In the data below, find every line with the string "выше" and pull it out.

Extracted data entries
________________
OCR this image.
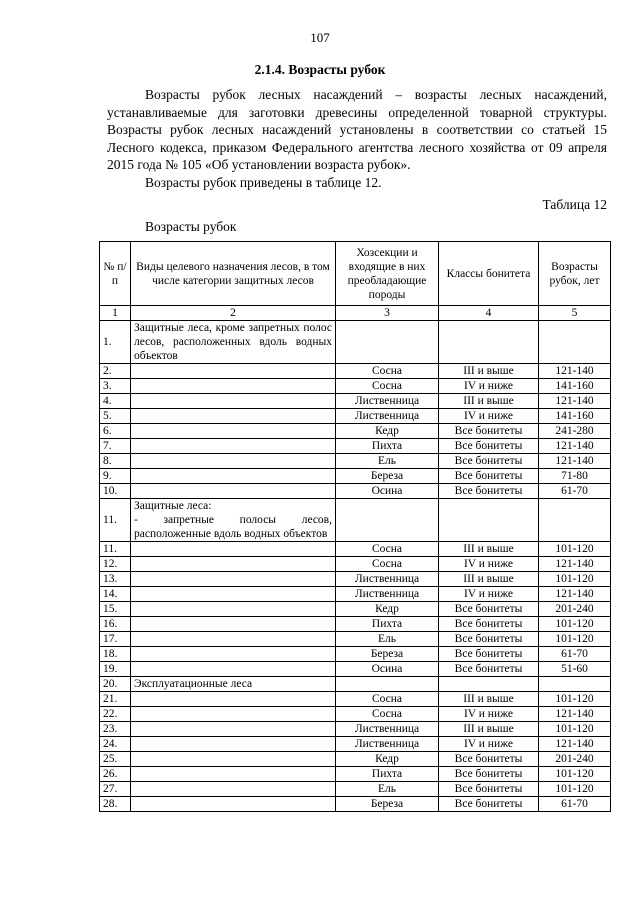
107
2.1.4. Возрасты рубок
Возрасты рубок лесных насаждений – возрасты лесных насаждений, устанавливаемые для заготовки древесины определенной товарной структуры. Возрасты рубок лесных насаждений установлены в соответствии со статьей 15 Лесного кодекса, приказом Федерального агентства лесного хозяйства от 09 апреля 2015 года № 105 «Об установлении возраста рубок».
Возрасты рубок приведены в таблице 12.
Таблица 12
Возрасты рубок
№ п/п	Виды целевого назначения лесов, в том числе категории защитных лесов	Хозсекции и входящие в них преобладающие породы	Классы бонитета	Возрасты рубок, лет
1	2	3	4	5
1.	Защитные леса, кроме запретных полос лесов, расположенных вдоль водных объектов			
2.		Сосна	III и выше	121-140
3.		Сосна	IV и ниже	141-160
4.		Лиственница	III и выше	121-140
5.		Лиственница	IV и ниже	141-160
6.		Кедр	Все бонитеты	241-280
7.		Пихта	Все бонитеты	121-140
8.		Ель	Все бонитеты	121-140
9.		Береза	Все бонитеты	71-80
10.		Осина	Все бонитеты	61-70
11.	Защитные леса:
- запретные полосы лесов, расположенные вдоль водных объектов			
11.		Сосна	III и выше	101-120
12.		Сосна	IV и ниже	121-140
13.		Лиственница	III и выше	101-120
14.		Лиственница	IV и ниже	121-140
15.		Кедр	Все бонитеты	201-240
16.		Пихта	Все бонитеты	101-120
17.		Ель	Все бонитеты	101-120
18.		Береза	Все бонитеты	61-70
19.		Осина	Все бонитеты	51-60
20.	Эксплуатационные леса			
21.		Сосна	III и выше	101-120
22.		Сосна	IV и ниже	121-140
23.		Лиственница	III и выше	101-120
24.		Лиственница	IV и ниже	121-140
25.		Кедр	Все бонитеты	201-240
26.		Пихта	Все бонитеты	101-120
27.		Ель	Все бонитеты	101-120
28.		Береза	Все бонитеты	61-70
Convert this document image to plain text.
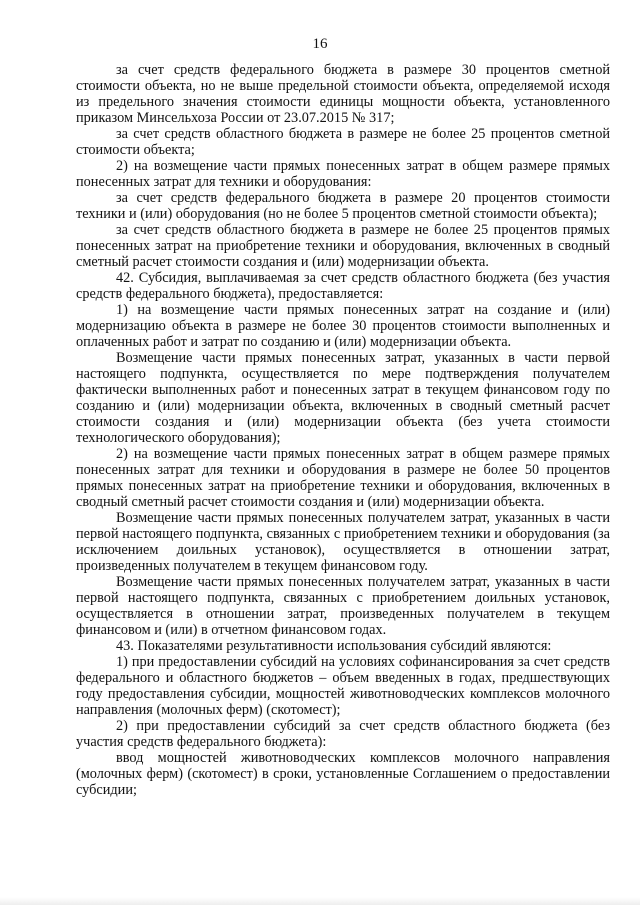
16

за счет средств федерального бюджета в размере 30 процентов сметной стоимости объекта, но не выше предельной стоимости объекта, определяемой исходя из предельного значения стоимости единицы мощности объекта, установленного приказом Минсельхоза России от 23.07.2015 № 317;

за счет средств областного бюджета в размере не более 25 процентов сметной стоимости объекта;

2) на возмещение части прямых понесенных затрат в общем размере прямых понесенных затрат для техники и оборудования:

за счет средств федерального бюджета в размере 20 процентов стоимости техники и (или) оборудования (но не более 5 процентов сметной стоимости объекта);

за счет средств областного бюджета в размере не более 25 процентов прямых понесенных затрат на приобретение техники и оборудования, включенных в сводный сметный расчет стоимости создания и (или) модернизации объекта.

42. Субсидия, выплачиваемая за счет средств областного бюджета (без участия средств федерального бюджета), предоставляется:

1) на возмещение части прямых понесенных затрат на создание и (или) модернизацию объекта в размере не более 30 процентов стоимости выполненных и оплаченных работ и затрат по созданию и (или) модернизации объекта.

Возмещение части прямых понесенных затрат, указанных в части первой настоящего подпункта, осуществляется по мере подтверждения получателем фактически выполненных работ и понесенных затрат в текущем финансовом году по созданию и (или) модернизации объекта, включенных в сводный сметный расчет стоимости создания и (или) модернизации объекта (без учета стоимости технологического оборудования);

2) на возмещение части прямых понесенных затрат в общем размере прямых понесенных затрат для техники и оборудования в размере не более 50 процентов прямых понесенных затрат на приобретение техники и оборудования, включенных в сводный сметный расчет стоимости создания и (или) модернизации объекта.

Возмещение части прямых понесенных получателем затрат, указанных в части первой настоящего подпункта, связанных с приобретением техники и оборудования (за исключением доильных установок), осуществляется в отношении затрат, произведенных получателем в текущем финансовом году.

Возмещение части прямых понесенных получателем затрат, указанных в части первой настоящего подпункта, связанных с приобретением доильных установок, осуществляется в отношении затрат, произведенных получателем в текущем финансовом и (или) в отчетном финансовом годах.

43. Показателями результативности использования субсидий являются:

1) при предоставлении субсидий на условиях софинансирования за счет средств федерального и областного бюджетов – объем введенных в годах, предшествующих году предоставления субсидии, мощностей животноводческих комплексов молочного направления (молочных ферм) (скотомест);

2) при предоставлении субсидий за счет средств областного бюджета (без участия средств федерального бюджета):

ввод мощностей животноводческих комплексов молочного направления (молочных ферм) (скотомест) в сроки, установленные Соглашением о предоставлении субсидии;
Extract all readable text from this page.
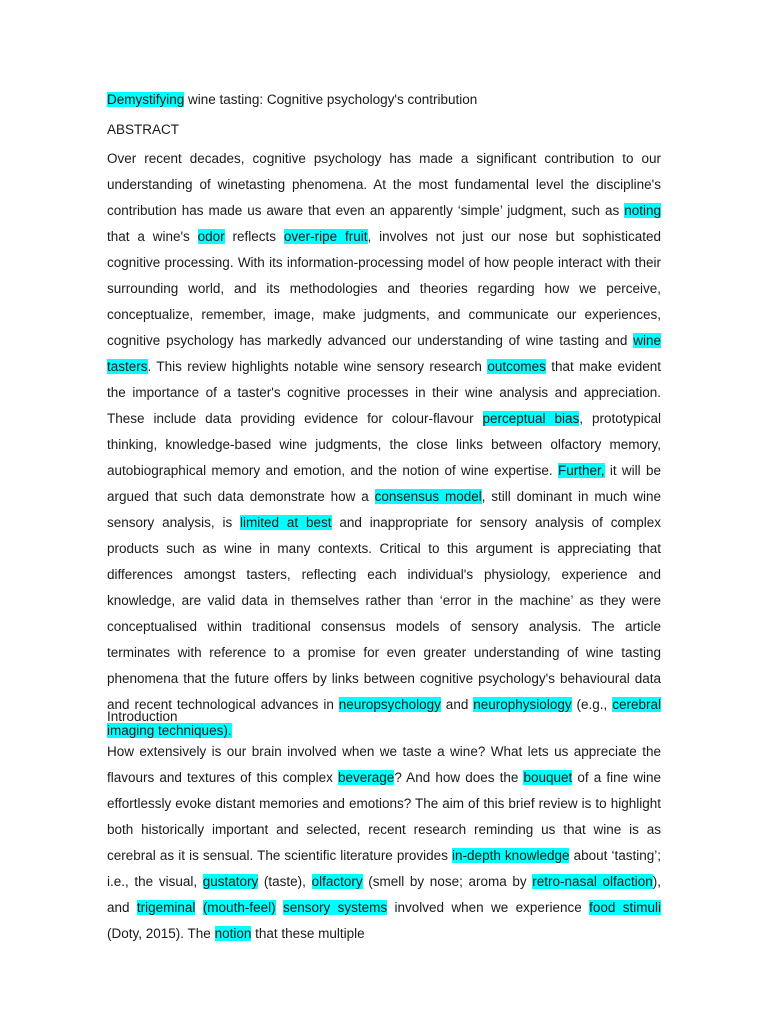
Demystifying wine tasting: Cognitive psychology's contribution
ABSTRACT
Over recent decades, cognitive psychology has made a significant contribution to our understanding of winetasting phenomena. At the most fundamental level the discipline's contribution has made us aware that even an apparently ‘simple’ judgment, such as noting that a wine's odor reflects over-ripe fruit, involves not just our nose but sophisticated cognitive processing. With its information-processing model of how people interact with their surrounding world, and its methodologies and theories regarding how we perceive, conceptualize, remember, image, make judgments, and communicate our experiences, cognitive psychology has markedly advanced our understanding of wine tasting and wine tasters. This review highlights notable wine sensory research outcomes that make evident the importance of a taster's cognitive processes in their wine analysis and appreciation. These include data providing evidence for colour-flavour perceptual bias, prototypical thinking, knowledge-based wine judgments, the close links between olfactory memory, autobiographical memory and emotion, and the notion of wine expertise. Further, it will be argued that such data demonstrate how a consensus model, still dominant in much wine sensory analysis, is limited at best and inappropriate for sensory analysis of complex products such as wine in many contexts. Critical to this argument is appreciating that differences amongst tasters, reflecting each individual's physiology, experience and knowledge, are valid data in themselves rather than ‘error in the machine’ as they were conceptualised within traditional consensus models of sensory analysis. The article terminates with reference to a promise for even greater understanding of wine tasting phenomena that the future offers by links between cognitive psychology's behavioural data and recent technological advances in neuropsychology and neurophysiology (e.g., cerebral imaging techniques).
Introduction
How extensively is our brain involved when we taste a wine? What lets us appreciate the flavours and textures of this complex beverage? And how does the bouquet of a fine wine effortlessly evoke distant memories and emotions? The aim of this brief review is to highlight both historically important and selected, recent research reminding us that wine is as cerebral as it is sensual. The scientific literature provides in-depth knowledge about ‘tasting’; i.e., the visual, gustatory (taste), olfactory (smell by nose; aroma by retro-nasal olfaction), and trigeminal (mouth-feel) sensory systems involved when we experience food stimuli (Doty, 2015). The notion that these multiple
________________
=== Response to this exercise ===
2.		Сосна	III и выше	121-140
4.		Лиственница	III и выше	121-140
11.		Сосна	III и выше	101-120
13.		Лиственница	III и выше	101-120
21.		Сосна	III и выше	101-120
23.		Лиственница	III и выше	101-120
за счет средств федерального бюджета в размере 30 процентов сметной стоимости объекта, но не выше предельной стоимости объекта, определяемой исходя из предельного значения стоимости единицы мощности объекта, установленного приказом Минсельхоза России от 23.07.2015 № 317;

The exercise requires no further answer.